**Requirement**
Without the pictures, reproduce the records that follow exactly.
---------- Supplied data ----------
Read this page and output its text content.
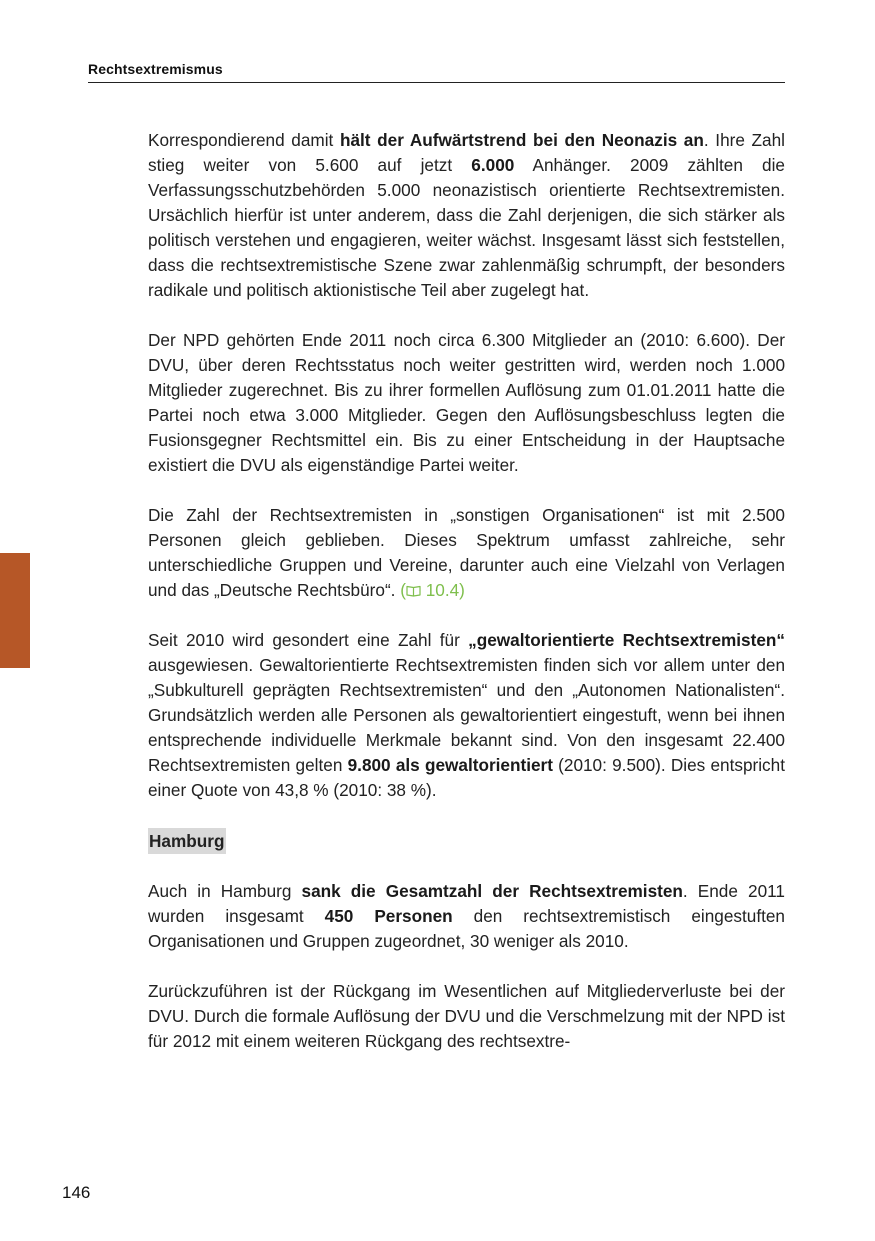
Rechtsextremismus

Korrespondierend damit hält der Aufwärtstrend bei den Neonazis an. Ihre Zahl stieg weiter von 5.600 auf jetzt 6.000 Anhänger. 2009 zählten die Verfassungsschutzbehörden 5.000 neonazistisch orientierte Rechtsextremisten. Ursächlich hierfür ist unter anderem, dass die Zahl derjenigen, die sich stärker als politisch verstehen und engagieren, weiter wächst. Insgesamt lässt sich feststellen, dass die rechtsextremistische Szene zwar zahlenmäßig schrumpft, der besonders radikale und politisch aktionistische Teil aber zugelegt hat.

Der NPD gehörten Ende 2011 noch circa 6.300 Mitglieder an (2010: 6.600). Der DVU, über deren Rechtsstatus noch weiter gestritten wird, werden noch 1.000 Mitglieder zugerechnet. Bis zu ihrer formellen Auflösung zum 01.01.2011 hatte die Partei noch etwa 3.000 Mitglieder. Gegen den Auflösungsbeschluss legten die Fusionsgegner Rechtsmittel ein. Bis zu einer Entscheidung in der Hauptsache existiert die DVU als eigenständige Partei weiter.

Die Zahl der Rechtsextremisten in „sonstigen Organisationen“ ist mit 2.500 Personen gleich geblieben. Dieses Spektrum umfasst zahlreiche, sehr unterschiedliche Gruppen und Vereine, darunter auch eine Vielzahl von Verlagen und das „Deutsche Rechtsbüro“. ( 10.4)

Seit 2010 wird gesondert eine Zahl für „gewaltorientierte Rechtsextremisten“ ausgewiesen. Gewaltorientierte Rechtsextremisten finden sich vor allem unter den „Subkulturell geprägten Rechtsextremisten“ und den „Autonomen Nationalisten“. Grundsätzlich werden alle Personen als gewaltorientiert eingestuft, wenn bei ihnen entsprechende individuelle Merkmale bekannt sind. Von den insgesamt 22.400 Rechtsextremisten gelten 9.800 als gewaltorientiert (2010: 9.500). Dies entspricht einer Quote von 43,8 % (2010: 38 %).

Hamburg

Auch in Hamburg sank die Gesamtzahl der Rechtsextremisten. Ende 2011 wurden insgesamt 450 Personen den rechtsextremistisch eingestuften Organisationen und Gruppen zugeordnet, 30 weniger als 2010.

Zurückzuführen ist der Rückgang im Wesentlichen auf Mitgliederverluste bei der DVU. Durch die formale Auflösung der DVU und die Verschmelzung mit der NPD ist für 2012 mit einem weiteren Rückgang des rechtsextre-

146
----------
**Task solution**
Read this page and output its text content.
Rechtsextremismus

Korrespondierend damit hält der Aufwärtstrend bei den Neonazis an. Ihre Zahl stieg weiter von 5.600 auf jetzt 6.000 Anhänger. 2009 zählten die Verfassungsschutzbehörden 5.000 neonazistisch orientierte Rechtsextremisten. Ursächlich hierfür ist unter anderem, dass die Zahl derjenigen, die sich stärker als politisch verstehen und engagieren, weiter wächst. Insgesamt lässt sich feststellen, dass die rechtsextremistische Szene zwar zahlenmäßig schrumpft, der besonders radikale und politisch aktionistische Teil aber zugelegt hat.

Der NPD gehörten Ende 2011 noch circa 6.300 Mitglieder an (2010: 6.600). Der DVU, über deren Rechtsstatus noch weiter gestritten wird, werden noch 1.000 Mitglieder zugerechnet. Bis zu ihrer formellen Auflösung zum 01.01.2011 hatte die Partei noch etwa 3.000 Mitglieder. Gegen den Auflösungsbeschluss legten die Fusionsgegner Rechtsmittel ein. Bis zu einer Entscheidung in der Hauptsache existiert die DVU als eigenständige Partei weiter.

Die Zahl der Rechtsextremisten in „sonstigen Organisationen“ ist mit 2.500 Personen gleich geblieben. Dieses Spektrum umfasst zahlreiche, sehr unterschiedliche Gruppen und Vereine, darunter auch eine Vielzahl von Verlagen und das „Deutsche Rechtsbüro“. ( 10.4)

Seit 2010 wird gesondert eine Zahl für „gewaltorientierte Rechtsextremisten“ ausgewiesen. Gewaltorientierte Rechtsextremisten finden sich vor allem unter den „Subkulturell geprägten Rechtsextremisten“ und den „Autonomen Nationalisten“. Grundsätzlich werden alle Personen als gewaltorientiert eingestuft, wenn bei ihnen entsprechende individuelle Merkmale bekannt sind. Von den insgesamt 22.400 Rechtsextremisten gelten 9.800 als gewaltorientiert (2010: 9.500). Dies entspricht einer Quote von 43,8 % (2010: 38 %).

Hamburg

Auch in Hamburg sank die Gesamtzahl der Rechtsextremisten. Ende 2011 wurden insgesamt 450 Personen den rechtsextremistisch eingestuften Organisationen und Gruppen zugeordnet, 30 weniger als 2010.

Zurückzuführen ist der Rückgang im Wesentlichen auf Mitgliederverluste bei der DVU. Durch die formale Auflösung der DVU und die Verschmelzung mit der NPD ist für 2012 mit einem weiteren Rückgang des rechtsextre-

146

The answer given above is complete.